Records for this exercise:
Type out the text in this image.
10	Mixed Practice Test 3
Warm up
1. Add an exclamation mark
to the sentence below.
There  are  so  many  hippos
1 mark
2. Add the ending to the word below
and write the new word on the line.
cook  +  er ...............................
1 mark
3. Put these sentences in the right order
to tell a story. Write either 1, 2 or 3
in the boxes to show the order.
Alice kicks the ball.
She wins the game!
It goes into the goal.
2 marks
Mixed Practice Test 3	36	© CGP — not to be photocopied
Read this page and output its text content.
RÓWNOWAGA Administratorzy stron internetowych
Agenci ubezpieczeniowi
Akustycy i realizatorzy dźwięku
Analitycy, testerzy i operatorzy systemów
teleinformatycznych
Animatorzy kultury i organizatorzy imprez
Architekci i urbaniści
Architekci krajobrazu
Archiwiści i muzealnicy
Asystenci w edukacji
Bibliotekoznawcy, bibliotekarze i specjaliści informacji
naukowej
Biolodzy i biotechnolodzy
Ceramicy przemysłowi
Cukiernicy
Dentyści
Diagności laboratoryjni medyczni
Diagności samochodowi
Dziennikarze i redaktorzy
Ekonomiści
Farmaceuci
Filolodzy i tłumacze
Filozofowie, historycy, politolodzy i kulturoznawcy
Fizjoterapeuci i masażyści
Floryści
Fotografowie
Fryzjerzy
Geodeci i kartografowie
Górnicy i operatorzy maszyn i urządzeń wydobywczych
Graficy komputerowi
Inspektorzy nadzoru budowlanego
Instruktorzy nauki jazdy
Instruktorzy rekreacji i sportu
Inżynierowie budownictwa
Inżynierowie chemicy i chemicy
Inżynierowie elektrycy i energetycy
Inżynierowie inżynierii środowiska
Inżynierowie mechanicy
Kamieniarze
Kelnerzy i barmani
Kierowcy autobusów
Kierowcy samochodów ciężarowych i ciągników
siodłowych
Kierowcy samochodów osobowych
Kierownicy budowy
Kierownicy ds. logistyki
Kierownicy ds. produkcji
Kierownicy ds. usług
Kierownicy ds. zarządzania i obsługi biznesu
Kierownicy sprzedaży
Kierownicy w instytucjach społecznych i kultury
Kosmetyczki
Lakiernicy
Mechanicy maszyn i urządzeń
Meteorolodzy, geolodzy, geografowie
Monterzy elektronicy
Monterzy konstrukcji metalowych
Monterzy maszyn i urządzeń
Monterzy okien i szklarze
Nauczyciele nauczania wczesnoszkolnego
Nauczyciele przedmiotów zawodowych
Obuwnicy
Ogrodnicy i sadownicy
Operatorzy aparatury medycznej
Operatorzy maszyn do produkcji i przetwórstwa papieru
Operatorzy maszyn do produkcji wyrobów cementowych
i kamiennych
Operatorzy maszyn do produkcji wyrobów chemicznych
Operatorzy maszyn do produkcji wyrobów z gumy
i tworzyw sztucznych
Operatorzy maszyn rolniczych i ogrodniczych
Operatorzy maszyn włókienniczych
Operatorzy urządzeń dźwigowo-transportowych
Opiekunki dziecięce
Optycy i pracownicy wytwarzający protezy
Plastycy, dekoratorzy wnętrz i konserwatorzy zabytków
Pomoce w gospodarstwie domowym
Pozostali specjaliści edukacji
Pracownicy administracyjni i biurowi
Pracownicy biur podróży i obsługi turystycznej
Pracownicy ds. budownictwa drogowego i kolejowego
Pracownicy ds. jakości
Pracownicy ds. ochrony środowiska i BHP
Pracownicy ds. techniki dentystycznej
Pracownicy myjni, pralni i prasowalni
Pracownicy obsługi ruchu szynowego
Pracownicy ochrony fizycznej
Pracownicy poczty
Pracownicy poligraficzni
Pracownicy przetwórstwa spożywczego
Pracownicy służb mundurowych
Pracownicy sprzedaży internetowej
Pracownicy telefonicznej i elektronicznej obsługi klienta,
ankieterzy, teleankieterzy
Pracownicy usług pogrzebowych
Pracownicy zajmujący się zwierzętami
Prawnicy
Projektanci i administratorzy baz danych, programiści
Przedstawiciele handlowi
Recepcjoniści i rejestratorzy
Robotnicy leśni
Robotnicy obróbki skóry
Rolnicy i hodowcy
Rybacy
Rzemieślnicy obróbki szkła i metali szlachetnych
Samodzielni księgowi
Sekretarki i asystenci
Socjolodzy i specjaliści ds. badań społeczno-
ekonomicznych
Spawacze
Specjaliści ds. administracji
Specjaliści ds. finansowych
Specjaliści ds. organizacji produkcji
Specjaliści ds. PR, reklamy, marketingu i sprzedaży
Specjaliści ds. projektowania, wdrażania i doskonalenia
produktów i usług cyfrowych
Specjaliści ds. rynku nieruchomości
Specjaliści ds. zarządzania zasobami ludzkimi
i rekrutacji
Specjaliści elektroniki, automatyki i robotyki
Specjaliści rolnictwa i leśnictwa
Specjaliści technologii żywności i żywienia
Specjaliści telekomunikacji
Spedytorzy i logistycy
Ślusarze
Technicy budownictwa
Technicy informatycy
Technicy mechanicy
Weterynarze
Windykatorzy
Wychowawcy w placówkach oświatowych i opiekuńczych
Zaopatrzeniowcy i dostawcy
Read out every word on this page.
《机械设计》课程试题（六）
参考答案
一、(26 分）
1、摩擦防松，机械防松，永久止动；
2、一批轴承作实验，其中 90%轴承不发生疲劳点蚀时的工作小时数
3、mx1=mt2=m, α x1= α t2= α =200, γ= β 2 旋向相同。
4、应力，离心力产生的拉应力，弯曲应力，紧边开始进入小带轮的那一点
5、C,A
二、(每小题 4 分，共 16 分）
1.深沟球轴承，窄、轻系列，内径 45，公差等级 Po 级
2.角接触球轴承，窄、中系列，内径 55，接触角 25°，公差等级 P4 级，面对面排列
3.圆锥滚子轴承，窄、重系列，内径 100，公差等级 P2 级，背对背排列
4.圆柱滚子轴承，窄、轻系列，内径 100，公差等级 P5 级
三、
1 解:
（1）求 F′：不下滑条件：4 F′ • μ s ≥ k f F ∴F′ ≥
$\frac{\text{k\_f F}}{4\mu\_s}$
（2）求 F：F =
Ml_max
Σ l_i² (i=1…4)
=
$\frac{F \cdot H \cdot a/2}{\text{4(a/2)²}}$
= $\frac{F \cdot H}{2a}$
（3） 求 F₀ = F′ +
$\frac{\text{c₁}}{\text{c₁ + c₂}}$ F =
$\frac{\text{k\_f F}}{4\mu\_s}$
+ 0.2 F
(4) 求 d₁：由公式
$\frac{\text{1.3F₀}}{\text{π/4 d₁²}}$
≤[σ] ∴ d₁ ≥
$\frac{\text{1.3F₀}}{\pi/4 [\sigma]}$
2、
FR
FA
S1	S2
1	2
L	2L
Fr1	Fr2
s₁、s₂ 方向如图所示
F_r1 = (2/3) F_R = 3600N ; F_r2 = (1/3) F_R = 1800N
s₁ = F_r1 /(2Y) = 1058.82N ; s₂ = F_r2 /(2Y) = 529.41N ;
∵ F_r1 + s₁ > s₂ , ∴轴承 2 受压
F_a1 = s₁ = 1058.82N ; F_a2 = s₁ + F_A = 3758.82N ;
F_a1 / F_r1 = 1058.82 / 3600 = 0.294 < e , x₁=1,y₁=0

Task directions:
Return, word for word, each line from the line that contains "Read out every word on this page." to the end of the listing above; include both end lines and nothing else.

Exercise solution:
Read out every word on this page.
《机械设计》课程试题（六）
参考答案
一、(26 分）
1、摩擦防松，机械防松，永久止动；
2、一批轴承作实验，其中 90%轴承不发生疲劳点蚀时的工作小时数
3、mx1=mt2=m, α x1= α t2= α =200, γ= β 2 旋向相同。
4、应力，离心力产生的拉应力，弯曲应力，紧边开始进入小带轮的那一点
5、C,A
二、(每小题 4 分，共 16 分）
1.深沟球轴承，窄、轻系列，内径 45，公差等级 Po 级
2.角接触球轴承，窄、中系列，内径 55，接触角 25°，公差等级 P4 级，面对面排列
3.圆锥滚子轴承，窄、重系列，内径 100，公差等级 P2 级，背对背排列
4.圆柱滚子轴承，窄、轻系列，内径 100，公差等级 P5 级
三、
1 解:
（1）求 F′：不下滑条件：4 F′ • μ s ≥ k f F ∴F′ ≥
$\frac{\text{k\_f F}}{4\mu\_s}$
（2）求 F：F =
Ml_max
Σ l_i² (i=1…4)
=
$\frac{F \cdot H \cdot a/2}{\text{4(a/2)²}}$
= $\frac{F \cdot H}{2a}$
（3） 求 F₀ = F′ +
$\frac{\text{c₁}}{\text{c₁ + c₂}}$ F =
$\frac{\text{k\_f F}}{4\mu\_s}$
+ 0.2 F
(4) 求 d₁：由公式
$\frac{\text{1.3F₀}}{\text{π/4 d₁²}}$
≤[σ] ∴ d₁ ≥
$\frac{\text{1.3F₀}}{\pi/4 [\sigma]}$
2、
FR
FA
S1	S2
1	2
L	2L
Fr1	Fr2
s₁、s₂ 方向如图所示
F_r1 = (2/3) F_R = 3600N ; F_r2 = (1/3) F_R = 1800N
s₁ = F_r1 /(2Y) = 1058.82N ; s₂ = F_r2 /(2Y) = 529.41N ;
∵ F_r1 + s₁ > s₂ , ∴轴承 2 受压
F_a1 = s₁ = 1058.82N ; F_a2 = s₁ + F_A = 3758.82N ;
F_a1 / F_r1 = 1058.82 / 3600 = 0.294 < e , x₁=1,y₁=0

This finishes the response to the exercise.